SUPPLIED INFORMATION |
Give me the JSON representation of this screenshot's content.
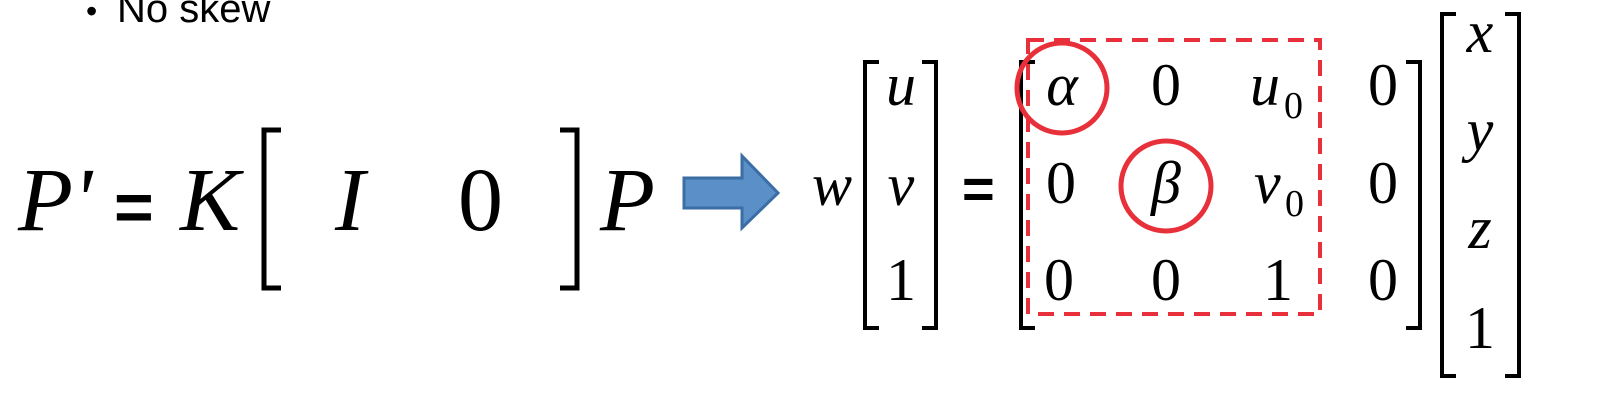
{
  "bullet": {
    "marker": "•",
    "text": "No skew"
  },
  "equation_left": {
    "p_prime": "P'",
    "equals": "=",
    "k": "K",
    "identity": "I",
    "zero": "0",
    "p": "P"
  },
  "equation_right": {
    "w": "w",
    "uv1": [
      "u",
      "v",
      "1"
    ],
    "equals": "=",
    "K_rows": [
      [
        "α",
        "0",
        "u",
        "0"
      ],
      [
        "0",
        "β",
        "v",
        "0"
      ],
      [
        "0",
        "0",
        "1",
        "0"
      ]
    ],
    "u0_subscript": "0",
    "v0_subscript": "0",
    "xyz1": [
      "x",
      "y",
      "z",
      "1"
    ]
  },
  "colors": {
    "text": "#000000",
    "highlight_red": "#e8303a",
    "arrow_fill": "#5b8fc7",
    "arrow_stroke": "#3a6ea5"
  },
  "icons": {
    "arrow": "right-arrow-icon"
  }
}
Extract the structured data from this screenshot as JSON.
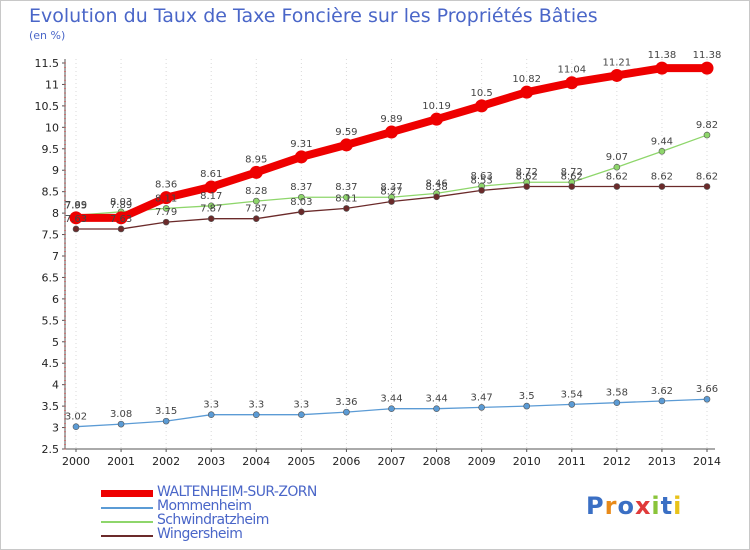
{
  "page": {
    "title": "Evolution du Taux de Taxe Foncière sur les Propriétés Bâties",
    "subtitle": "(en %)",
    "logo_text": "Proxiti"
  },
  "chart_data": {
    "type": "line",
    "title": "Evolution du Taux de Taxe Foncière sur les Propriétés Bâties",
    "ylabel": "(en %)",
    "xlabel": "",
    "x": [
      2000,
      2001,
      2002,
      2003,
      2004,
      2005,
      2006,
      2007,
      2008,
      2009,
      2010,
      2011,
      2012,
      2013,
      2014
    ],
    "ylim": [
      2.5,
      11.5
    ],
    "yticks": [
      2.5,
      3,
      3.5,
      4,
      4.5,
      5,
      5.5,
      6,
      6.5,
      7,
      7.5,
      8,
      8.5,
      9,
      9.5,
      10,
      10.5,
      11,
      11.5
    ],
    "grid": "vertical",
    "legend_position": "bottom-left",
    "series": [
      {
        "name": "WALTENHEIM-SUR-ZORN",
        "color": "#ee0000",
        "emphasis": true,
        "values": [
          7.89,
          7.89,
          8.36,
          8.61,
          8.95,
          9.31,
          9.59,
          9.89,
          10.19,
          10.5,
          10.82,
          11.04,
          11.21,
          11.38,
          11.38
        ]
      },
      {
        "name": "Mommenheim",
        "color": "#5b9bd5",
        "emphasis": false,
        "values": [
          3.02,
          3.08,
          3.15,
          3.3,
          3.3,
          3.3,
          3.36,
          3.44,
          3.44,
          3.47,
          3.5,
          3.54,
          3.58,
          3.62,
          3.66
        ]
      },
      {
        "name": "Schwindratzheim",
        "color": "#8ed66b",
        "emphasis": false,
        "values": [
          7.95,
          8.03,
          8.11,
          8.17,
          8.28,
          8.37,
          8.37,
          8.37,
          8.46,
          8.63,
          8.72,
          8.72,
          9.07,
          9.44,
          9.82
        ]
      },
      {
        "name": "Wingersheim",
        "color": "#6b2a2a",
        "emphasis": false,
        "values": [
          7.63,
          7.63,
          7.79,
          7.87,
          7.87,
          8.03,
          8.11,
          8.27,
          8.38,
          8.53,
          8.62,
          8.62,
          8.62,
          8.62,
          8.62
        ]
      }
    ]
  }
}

INSTRUCTION | Looking at the entries above, how many lines contain the word "JSON"? Answer with the number alone.

OUTPUT OF THE TASK | 2